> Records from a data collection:
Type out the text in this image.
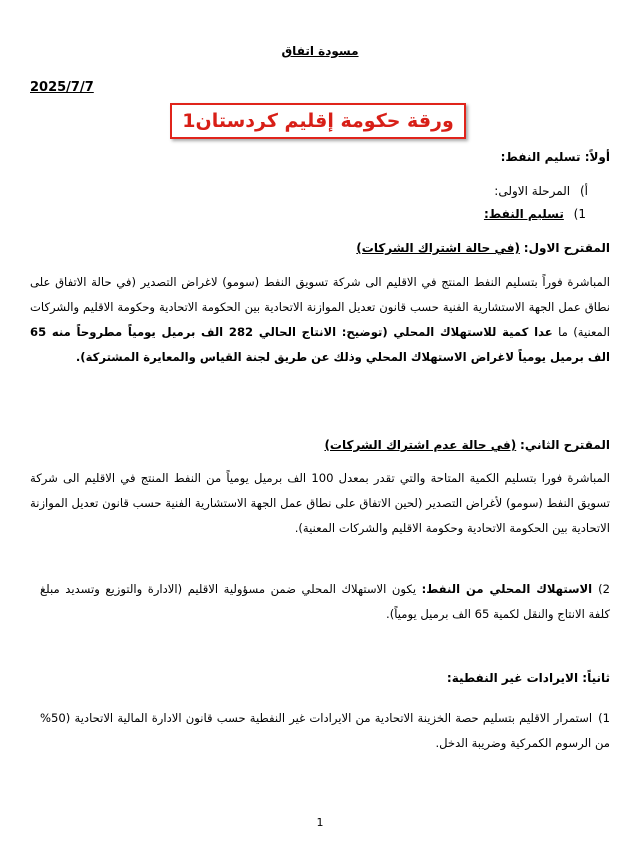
مسودة اتفاق
2025/7/7
ورقة حكومة إقليم كردستان1
أولاً: تسليم النفط:
أ) المرحلة الاولى:
1) تسليم النفط:
المقترح الاول: (في حالة اشتراك الشركات)
المباشرة فوراً بتسليم النفط المنتج في الاقليم الى شركة تسويق النفط (سومو) لاغراض التصدير (في حالة الاتفاق على نطاق عمل الجهة الاستشارية الفنية حسب قانون تعديل الموازنة الاتحادية بين الحكومة الاتحادية وحكومة الاقليم والشركات المعنية) ما عدا كمية للاستهلاك المحلي (توضيح: الانتاج الحالي 282 الف برميل يومياً مطروحاً منه 65 الف برميل يومياً لاغراض الاستهلاك المحلي وذلك عن طريق لجنة القياس والمعايرة المشتركة).
المقترح الثاني: (في حالة عدم اشتراك الشركات)
المباشرة فورا بتسليم الكمية المتاحة والتي تقدر بمعدل 100 الف برميل يومياً من النفط المنتج في الاقليم الى شركة تسويق النفط (سومو) لأغراض التصدير (لحين الاتفاق على نطاق عمل الجهة الاستشارية الفنية حسب قانون تعديل الموازنة الاتحادية بين الحكومة الاتحادية وحكومة الاقليم والشركات المعنية).
2)الاستهلاك المحلي من النفط: يكون الاستهلاك المحلي ضمن مسؤولية الاقليم (الادارة والتوزيع وتسديد مبلغ كلفة الانتاج والنقل لكمية 65 الف برميل يومياً).
ثانياً: الايرادات غير النفطية:
1)استمرار الاقليم بتسليم حصة الخزينة الاتحادية من الايرادات غير النفطية حسب قانون الادارة المالية الاتحادية (50% من الرسوم الكمركية وضريبة الدخل.
1
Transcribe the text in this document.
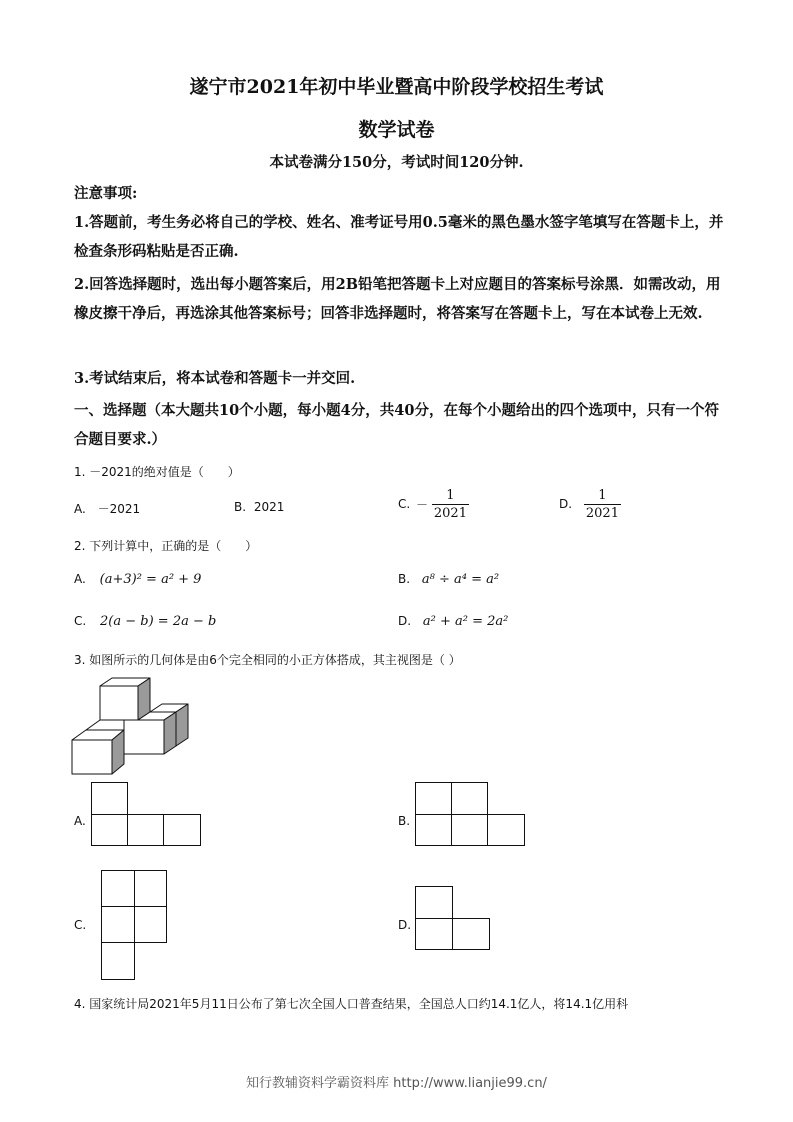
遂宁市2021年初中毕业暨高中阶段学校招生考试
数学试卷
本试卷满分150分，考试时间120分钟.
注意事项:
1.答题前，考生务必将自己的学校、姓名、准考证号用0.5毫米的黑色墨水签字笔填写在答题卡上，并检查条形码粘贴是否正确.
2.回答选择题时，选出每小题答案后，用2B铅笔把答题卡上对应题目的答案标号涂黑．如需改动，用橡皮擦干净后，再选涂其他答案标号；回答非选择题时，将答案写在答题卡上，写在本试卷上无效.
3.考试结束后，将本试卷和答题卡一并交回.
一、选择题（本大题共10个小题，每小题4分，共40分，在每个小题给出的四个选项中，只有一个符合题目要求.）
1. －2021的绝对值是（　　）
A. －2021	B. 2021	C. － $\frac{1}{2021}$	D. $\frac{1}{2021}$
2. 下列计算中，正确的是（　　）
A. (a+3)² = a² + 9	B. a⁸ ÷ a⁴ = a²
C. 2(a − b) = 2a − b	D. a² + a² = 2a²
3. 如图所示的几何体是由6个完全相同的小正方体搭成，其主视图是（ ）
A.	B.
C.	D.
4. 国家统计局2021年5月11日公布了第七次全国人口普查结果，全国总人口约14.1亿人，将14.1亿用科
知行教辅资料学霸资料库 http://www.lianjie99.cn/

> Job: Show each line in the entries that holds the string "الايرادات".

> Final result:
ثانياً: الايرادات غير النفطية:
1)استمرار الاقليم بتسليم حصة الخزينة الاتحادية من الايرادات غير النفطية حسب قانون الادارة المالية الاتحادية (50% من الرسوم الكمركية وضريبة الدخل.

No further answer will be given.